EXERCISE DESCRIPTION
Could you extract every entry below and reproduce it exactly?

SOURCE DATA
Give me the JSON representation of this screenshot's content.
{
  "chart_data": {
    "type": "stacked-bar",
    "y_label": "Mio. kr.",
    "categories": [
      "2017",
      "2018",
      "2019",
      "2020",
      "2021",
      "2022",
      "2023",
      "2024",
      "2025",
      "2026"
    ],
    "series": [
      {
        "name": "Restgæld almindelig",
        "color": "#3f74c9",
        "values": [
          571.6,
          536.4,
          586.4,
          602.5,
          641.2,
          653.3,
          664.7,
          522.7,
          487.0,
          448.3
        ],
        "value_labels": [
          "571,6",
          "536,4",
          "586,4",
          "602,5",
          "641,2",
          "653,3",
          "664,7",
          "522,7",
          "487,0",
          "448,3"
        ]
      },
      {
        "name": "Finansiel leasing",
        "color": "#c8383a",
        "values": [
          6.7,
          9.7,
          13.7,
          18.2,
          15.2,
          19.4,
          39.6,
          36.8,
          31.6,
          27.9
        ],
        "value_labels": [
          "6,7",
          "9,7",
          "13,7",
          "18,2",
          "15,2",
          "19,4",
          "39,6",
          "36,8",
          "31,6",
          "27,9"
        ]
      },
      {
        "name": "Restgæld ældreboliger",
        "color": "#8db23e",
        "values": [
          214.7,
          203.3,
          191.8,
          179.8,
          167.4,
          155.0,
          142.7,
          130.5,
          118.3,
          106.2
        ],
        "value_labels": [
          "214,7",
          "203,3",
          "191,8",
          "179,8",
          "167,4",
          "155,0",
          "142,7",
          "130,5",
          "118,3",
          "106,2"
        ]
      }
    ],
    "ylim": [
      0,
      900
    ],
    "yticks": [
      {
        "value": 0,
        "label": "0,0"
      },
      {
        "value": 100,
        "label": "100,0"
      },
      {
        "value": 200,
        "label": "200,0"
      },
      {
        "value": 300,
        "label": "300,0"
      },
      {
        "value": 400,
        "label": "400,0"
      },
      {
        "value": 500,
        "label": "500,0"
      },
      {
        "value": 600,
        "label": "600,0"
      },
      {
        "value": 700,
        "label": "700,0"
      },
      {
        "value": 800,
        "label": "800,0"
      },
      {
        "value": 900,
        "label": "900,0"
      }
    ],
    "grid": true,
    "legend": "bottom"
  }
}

TASK OUTPUT
Give me the JSON representation of this screenshot's content.
{
  "chart_data": {
    "type": "stacked-bar",
    "y_label": "Mio. kr.",
    "categories": [
      "2017",
      "2018",
      "2019",
      "2020",
      "2021",
      "2022",
      "2023",
      "2024",
      "2025",
      "2026"
    ],
    "series": [
      {
        "name": "Restgæld almindelig",
        "color": "#3f74c9",
        "values": [
          571.6,
          536.4,
          586.4,
          602.5,
          641.2,
          653.3,
          664.7,
          522.7,
          487.0,
          448.3
        ],
        "value_labels": [
          "571,6",
          "536,4",
          "586,4",
          "602,5",
          "641,2",
          "653,3",
          "664,7",
          "522,7",
          "487,0",
          "448,3"
        ]
      },
      {
        "name": "Finansiel leasing",
        "color": "#c8383a",
        "values": [
          6.7,
          9.7,
          13.7,
          18.2,
          15.2,
          19.4,
          39.6,
          36.8,
          31.6,
          27.9
        ],
        "value_labels": [
          "6,7",
          "9,7",
          "13,7",
          "18,2",
          "15,2",
          "19,4",
          "39,6",
          "36,8",
          "31,6",
          "27,9"
        ]
      },
      {
        "name": "Restgæld ældreboliger",
        "color": "#8db23e",
        "values": [
          214.7,
          203.3,
          191.8,
          179.8,
          167.4,
          155.0,
          142.7,
          130.5,
          118.3,
          106.2
        ],
        "value_labels": [
          "214,7",
          "203,3",
          "191,8",
          "179,8",
          "167,4",
          "155,0",
          "142,7",
          "130,5",
          "118,3",
          "106,2"
        ]
      }
    ],
    "ylim": [
      0,
      900
    ],
    "yticks": [
      {
        "value": 0,
        "label": "0,0"
      },
      {
        "value": 100,
        "label": "100,0"
      },
      {
        "value": 200,
        "label": "200,0"
      },
      {
        "value": 300,
        "label": "300,0"
      },
      {
        "value": 400,
        "label": "400,0"
      },
      {
        "value": 500,
        "label": "500,0"
      },
      {
        "value": 600,
        "label": "600,0"
      },
      {
        "value": 700,
        "label": "700,0"
      },
      {
        "value": 800,
        "label": "800,0"
      },
      {
        "value": 900,
        "label": "900,0"
      }
    ],
    "grid": true,
    "legend": "bottom"
  }
}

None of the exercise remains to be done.